### [TASK TO CARRY OUT]
Identify the lines bearing the string "number" and gather them.

SOURCE DATA start

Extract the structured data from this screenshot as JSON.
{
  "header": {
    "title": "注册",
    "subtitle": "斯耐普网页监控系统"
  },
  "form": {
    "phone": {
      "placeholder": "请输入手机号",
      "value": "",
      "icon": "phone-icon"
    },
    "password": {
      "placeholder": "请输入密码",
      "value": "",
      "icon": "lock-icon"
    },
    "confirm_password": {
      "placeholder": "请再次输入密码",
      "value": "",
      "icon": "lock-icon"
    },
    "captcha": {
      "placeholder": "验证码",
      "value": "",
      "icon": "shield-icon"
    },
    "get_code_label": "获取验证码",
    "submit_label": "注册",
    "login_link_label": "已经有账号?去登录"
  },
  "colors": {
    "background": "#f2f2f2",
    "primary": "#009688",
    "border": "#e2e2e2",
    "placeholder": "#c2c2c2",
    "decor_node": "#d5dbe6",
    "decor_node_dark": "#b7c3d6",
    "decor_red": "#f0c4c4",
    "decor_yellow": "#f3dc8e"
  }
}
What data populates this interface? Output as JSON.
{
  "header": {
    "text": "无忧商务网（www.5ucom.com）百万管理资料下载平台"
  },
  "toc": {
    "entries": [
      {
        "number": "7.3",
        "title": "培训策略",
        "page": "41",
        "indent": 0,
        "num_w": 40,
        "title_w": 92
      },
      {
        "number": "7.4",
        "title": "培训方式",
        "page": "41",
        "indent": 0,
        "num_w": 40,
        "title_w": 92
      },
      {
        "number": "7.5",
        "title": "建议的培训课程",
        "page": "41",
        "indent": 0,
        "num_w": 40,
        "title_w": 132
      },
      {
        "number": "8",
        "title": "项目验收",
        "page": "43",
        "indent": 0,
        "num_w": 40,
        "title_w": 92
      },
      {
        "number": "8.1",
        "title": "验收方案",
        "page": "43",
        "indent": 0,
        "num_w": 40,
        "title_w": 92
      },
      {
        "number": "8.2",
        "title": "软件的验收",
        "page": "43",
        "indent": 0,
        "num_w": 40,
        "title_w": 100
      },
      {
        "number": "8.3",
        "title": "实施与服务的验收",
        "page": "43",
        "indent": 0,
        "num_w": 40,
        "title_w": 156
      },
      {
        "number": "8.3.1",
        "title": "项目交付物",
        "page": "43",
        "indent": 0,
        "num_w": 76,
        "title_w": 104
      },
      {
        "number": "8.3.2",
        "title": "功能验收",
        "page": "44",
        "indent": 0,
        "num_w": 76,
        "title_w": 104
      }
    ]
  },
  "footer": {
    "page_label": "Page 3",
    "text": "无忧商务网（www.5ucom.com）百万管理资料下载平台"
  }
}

SOURCE DATA end

### [TASK ANSWER]
        "number": "7.3",
        "number": "7.4",
        "number": "7.5",
        "number": "8",
        "number": "8.1",
        "number": "8.2",
        "number": "8.3",
        "number": "8.3.1",
        "number": "8.3.2",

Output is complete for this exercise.